■ WORK TO DO ■
Answer with nothing but a number: how many lines include the word "配置文件"?

*** LISTED RECORDS

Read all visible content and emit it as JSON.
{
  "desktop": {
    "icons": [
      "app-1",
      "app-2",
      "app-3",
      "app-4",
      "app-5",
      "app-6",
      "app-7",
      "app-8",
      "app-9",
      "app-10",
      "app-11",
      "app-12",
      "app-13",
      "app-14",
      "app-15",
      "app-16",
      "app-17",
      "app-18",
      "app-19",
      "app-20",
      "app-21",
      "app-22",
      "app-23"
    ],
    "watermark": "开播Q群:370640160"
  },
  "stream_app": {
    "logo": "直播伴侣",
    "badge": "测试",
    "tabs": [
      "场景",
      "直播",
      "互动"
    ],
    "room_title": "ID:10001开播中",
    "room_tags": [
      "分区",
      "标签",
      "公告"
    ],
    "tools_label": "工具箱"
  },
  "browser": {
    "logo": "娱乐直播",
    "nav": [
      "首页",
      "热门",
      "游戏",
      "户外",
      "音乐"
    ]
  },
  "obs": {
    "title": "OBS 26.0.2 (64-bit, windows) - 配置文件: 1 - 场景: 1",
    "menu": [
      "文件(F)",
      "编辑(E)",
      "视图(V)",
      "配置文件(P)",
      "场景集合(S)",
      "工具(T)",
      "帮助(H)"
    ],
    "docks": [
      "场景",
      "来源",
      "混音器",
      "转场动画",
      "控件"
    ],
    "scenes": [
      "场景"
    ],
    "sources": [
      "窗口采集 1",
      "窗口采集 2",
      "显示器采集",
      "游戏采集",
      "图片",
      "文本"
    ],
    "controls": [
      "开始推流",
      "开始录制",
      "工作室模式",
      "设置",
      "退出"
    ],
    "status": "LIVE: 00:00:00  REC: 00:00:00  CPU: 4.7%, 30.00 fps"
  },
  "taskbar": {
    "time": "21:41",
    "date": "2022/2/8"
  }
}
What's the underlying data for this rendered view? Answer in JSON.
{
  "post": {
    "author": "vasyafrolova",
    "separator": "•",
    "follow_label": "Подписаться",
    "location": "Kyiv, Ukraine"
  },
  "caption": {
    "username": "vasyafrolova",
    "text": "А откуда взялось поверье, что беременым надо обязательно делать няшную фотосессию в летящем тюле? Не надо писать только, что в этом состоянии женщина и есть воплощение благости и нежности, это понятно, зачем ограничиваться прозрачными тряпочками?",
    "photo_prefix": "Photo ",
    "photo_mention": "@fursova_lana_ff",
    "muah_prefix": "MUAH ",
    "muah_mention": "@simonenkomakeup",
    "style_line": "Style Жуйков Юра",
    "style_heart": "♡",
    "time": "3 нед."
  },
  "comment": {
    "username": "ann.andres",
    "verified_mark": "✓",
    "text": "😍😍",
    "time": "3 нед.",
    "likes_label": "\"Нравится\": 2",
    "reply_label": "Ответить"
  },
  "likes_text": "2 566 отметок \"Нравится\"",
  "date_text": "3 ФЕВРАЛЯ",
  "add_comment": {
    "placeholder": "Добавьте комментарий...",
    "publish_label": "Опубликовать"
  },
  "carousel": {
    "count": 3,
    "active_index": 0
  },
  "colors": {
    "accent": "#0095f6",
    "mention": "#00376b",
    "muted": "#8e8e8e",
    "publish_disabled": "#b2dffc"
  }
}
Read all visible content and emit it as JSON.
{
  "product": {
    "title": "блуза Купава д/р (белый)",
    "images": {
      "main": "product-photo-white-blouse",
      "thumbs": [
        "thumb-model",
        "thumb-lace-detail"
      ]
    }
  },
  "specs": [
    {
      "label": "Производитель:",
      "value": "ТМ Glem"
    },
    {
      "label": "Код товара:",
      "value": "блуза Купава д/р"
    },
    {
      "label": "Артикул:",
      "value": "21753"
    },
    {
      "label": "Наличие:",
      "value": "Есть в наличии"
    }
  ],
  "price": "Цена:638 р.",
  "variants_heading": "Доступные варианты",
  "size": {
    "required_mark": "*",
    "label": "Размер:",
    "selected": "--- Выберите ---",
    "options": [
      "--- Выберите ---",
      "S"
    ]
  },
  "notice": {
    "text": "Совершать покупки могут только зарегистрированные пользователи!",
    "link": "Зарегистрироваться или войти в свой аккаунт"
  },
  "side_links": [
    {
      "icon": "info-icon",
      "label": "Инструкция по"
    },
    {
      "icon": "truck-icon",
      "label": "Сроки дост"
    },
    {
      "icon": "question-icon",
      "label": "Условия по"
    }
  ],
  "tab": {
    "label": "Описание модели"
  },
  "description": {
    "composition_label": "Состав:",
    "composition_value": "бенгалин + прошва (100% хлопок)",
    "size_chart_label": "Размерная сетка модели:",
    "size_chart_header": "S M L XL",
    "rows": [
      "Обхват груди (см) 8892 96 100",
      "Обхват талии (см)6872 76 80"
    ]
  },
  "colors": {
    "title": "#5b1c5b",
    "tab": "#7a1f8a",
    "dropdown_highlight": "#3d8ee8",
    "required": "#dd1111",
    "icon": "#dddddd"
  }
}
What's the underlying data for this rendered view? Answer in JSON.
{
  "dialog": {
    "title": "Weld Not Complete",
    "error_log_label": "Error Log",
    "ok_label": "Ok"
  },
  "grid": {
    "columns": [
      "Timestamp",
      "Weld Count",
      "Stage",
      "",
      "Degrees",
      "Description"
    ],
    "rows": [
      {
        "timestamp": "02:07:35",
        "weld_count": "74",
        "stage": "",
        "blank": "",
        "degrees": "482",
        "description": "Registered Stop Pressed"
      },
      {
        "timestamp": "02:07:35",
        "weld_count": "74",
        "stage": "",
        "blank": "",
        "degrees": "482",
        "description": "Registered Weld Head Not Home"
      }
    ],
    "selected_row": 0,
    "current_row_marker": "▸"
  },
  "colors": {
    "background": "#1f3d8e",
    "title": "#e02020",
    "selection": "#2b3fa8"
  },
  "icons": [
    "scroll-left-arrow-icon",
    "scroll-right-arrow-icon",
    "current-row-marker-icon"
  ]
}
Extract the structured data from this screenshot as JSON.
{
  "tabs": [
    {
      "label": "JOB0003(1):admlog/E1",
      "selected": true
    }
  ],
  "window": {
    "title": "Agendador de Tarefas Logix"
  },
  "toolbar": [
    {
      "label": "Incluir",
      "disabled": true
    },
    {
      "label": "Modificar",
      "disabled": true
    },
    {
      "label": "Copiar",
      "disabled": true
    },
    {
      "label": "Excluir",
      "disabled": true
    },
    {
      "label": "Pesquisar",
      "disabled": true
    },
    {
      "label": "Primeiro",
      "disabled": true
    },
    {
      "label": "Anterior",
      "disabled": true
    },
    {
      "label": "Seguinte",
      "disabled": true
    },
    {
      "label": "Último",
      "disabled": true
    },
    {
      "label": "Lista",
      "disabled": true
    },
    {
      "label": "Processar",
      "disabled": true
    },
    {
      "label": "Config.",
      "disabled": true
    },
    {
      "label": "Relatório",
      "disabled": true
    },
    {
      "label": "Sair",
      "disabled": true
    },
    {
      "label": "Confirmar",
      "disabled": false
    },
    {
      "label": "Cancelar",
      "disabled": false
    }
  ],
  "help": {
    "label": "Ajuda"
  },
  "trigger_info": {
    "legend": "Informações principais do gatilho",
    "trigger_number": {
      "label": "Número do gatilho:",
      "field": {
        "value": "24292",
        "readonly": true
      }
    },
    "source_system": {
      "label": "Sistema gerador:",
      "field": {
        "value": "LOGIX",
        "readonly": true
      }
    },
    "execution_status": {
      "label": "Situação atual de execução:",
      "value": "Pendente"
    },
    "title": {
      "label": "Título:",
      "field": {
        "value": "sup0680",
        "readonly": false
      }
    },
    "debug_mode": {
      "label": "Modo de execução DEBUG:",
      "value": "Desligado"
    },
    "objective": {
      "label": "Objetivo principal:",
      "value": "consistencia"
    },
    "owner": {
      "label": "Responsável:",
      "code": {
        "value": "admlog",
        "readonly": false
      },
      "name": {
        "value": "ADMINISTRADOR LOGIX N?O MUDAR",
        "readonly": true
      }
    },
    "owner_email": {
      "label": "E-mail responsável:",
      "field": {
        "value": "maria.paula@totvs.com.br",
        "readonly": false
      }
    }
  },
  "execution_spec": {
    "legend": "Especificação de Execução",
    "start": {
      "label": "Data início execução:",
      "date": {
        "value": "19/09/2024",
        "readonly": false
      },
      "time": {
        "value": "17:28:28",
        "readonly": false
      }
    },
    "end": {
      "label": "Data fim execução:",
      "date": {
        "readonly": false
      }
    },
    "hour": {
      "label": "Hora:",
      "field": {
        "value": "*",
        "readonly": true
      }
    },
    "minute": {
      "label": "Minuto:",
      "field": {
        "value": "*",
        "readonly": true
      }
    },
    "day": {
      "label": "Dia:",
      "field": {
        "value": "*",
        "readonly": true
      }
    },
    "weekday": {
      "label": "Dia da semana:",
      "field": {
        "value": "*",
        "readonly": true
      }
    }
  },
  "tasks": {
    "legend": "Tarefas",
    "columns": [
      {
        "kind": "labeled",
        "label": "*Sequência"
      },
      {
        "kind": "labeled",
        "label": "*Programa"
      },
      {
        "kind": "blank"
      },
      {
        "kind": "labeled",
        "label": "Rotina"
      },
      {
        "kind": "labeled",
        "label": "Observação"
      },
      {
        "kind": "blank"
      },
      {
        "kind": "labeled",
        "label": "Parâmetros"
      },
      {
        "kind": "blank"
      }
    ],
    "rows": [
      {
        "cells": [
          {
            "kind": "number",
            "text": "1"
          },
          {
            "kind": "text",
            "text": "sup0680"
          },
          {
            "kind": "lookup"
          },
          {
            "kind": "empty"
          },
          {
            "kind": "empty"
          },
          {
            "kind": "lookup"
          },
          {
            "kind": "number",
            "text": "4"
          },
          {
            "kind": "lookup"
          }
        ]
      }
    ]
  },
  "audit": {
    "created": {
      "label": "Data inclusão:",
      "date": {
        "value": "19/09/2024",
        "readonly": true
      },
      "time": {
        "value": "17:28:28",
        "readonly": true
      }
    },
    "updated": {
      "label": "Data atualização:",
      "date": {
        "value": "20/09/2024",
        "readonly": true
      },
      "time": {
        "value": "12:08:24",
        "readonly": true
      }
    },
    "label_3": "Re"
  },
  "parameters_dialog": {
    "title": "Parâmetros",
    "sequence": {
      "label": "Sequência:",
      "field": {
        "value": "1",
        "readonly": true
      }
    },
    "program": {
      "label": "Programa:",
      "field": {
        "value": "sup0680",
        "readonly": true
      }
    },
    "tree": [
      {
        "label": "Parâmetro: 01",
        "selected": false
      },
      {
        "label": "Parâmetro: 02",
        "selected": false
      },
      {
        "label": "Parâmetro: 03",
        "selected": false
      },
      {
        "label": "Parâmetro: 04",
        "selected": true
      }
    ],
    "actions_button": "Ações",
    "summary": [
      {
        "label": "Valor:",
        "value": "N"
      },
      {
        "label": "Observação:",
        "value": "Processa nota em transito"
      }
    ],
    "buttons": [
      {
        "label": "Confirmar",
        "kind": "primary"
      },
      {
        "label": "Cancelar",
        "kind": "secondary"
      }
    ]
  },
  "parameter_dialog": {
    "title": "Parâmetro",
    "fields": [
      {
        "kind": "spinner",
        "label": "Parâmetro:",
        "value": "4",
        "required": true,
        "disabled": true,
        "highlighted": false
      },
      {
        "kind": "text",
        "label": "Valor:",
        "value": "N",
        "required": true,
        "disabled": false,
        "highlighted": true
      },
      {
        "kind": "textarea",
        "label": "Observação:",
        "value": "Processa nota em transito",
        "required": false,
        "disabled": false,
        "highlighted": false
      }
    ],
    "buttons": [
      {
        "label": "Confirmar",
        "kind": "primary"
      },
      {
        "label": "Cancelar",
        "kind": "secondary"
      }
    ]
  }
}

******

■ RESULT OF THE EXERCISE ■
2